Given request: Skip every image and restate the data word for word.

[Data items]
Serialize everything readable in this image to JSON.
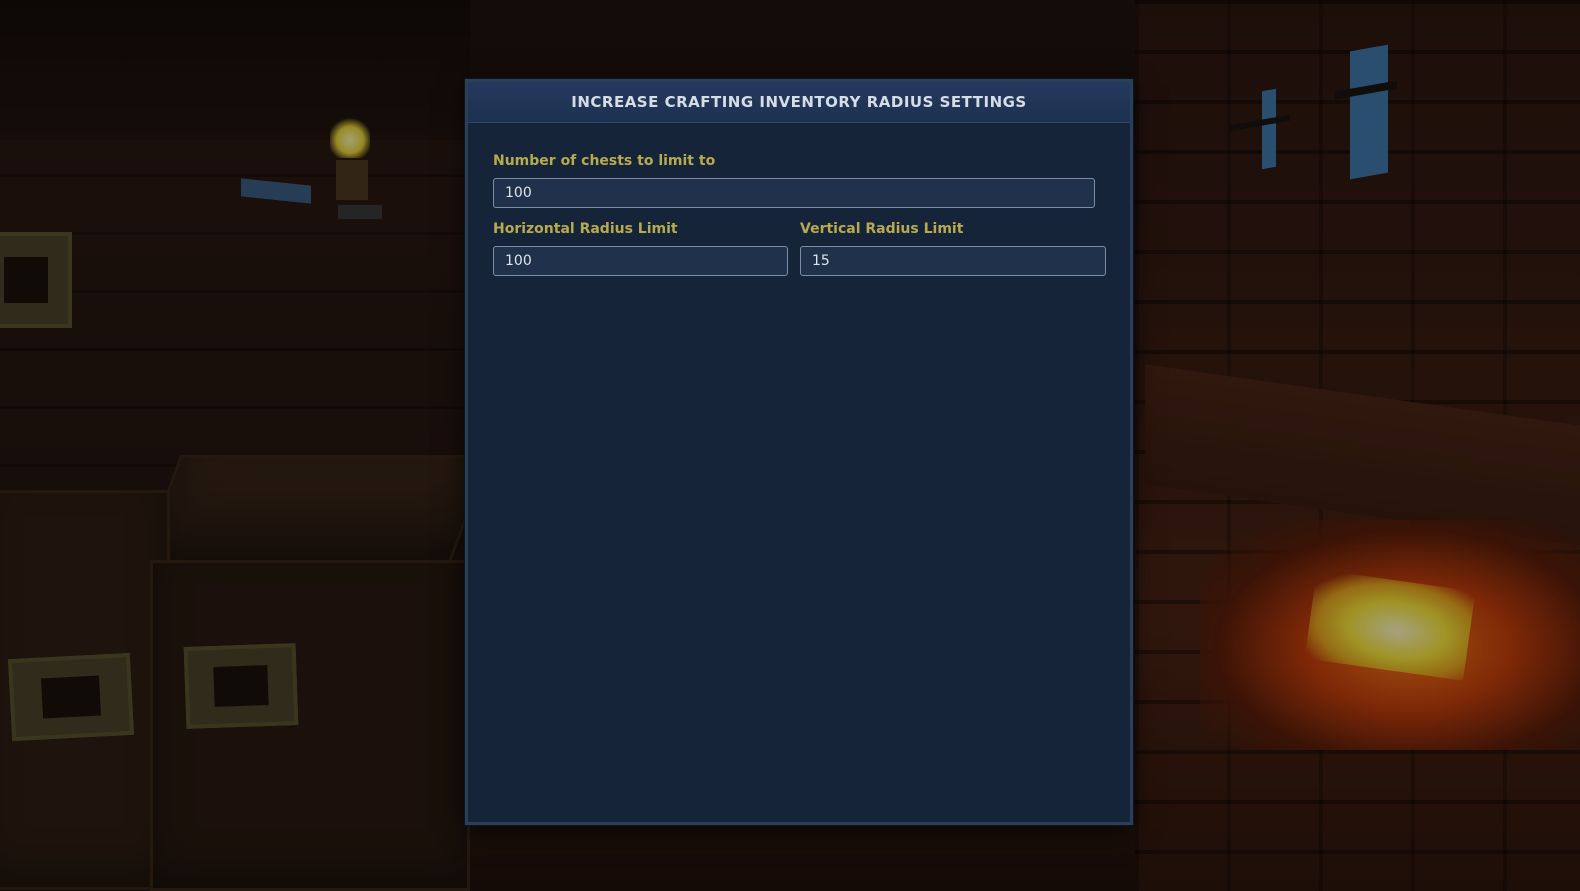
{
  "dialog": {
    "title": "INCREASE CRAFTING INVENTORY RADIUS SETTINGS",
    "fields": {
      "chests": {
        "label": "Number of chests to limit to",
        "value": "100"
      },
      "horizontal": {
        "label": "Horizontal Radius Limit",
        "value": "100"
      },
      "vertical": {
        "label": "Vertical Radius Limit",
        "value": "15"
      }
    }
  },
  "colors": {
    "panel_bg": "#16243a",
    "header_bg": "#1d3150",
    "label": "#b7ab4e",
    "title_text": "#d7dde6"
  }
}
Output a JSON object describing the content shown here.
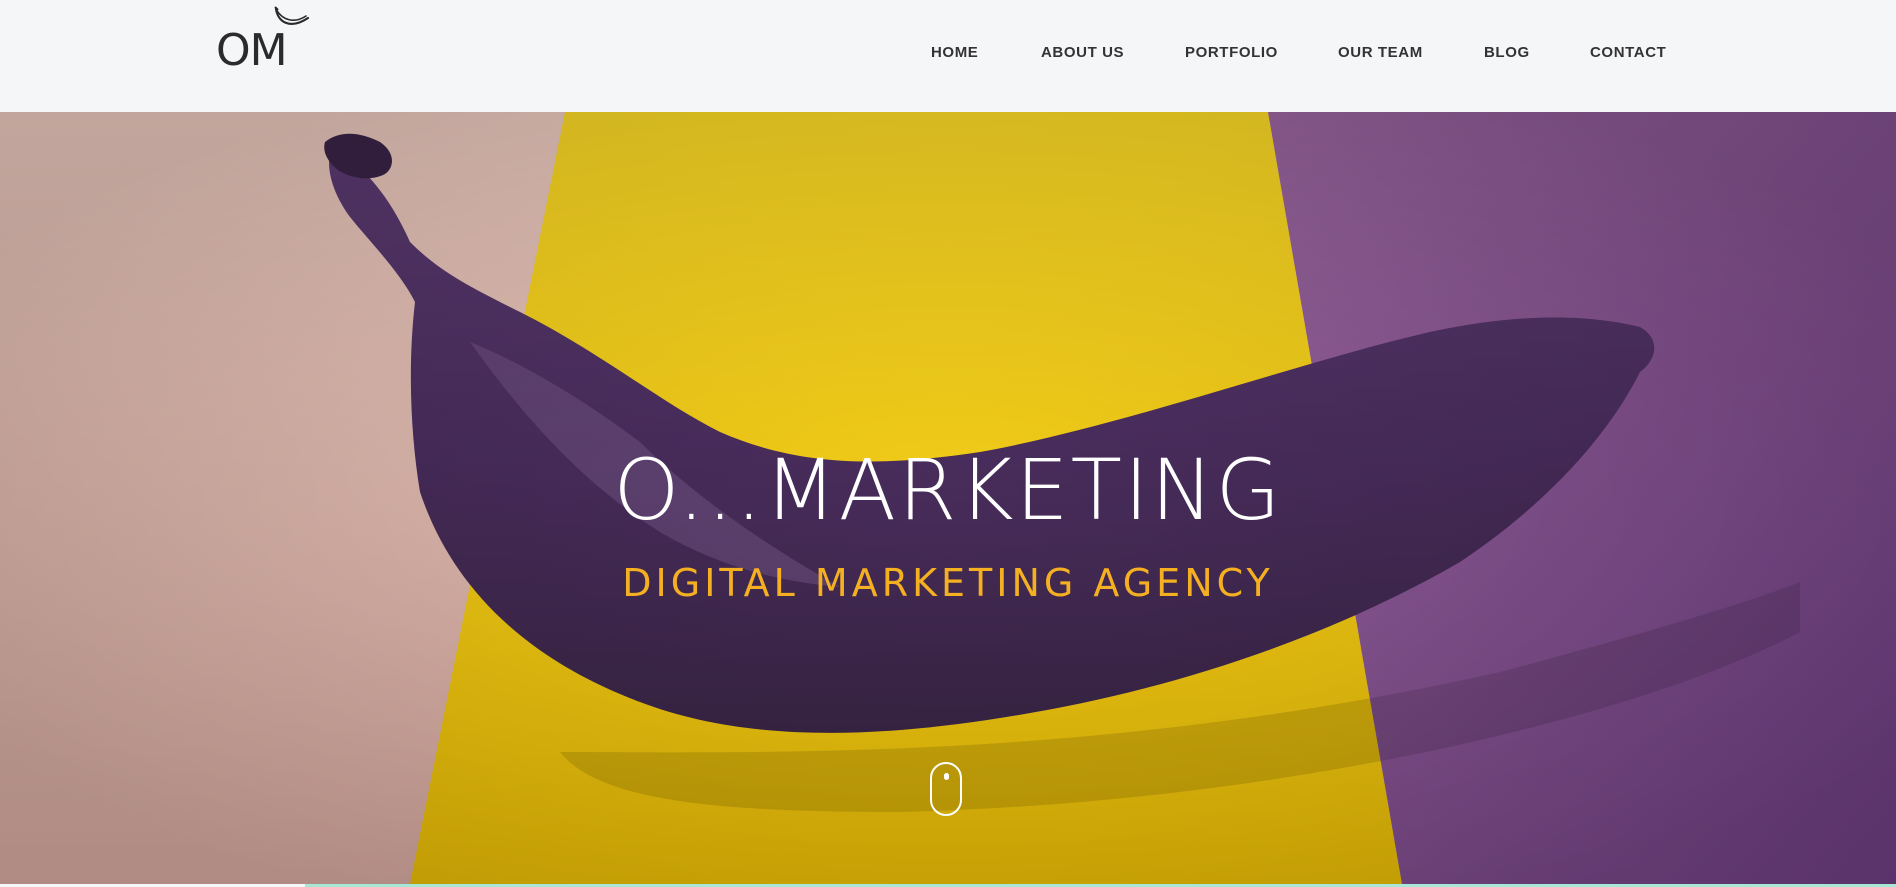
{
  "header": {
    "logo_text": "OM",
    "nav": [
      {
        "label": "HOME"
      },
      {
        "label": "ABOUT US"
      },
      {
        "label": "PORTFOLIO"
      },
      {
        "label": "OUR TEAM"
      },
      {
        "label": "BLOG"
      },
      {
        "label": "CONTACT"
      }
    ]
  },
  "hero": {
    "title": "O...MARKETING",
    "subtitle": "DIGITAL MARKETING AGENCY",
    "colors": {
      "pink": "#e9c5bb",
      "yellow": "#f6cf08",
      "purple_bg": "#7e4a8f",
      "banana": "#4a2f5c",
      "subtitle": "#f5b022"
    }
  }
}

Completed exercise:
Serialize everything readable in this image to JSON.
{
  "dialog": {
    "title": "INCREASE CRAFTING INVENTORY RADIUS SETTINGS",
    "fields": {
      "chests": {
        "label": "Number of chests to limit to",
        "value": "100"
      },
      "horizontal": {
        "label": "Horizontal Radius Limit",
        "value": "100"
      },
      "vertical": {
        "label": "Vertical Radius Limit",
        "value": "15"
      }
    }
  },
  "colors": {
    "panel_bg": "#16243a",
    "header_bg": "#1d3150",
    "label": "#b7ab4e",
    "title_text": "#d7dde6"
  }
}
Output a JSON object describing the content shown here.
{
  "header": {
    "logo_text": "OM",
    "nav": [
      {
        "label": "HOME"
      },
      {
        "label": "ABOUT US"
      },
      {
        "label": "PORTFOLIO"
      },
      {
        "label": "OUR TEAM"
      },
      {
        "label": "BLOG"
      },
      {
        "label": "CONTACT"
      }
    ]
  },
  "hero": {
    "title": "O...MARKETING",
    "subtitle": "DIGITAL MARKETING AGENCY",
    "colors": {
      "pink": "#e9c5bb",
      "yellow": "#f6cf08",
      "purple_bg": "#7e4a8f",
      "banana": "#4a2f5c",
      "subtitle": "#f5b022"
    }
  }
}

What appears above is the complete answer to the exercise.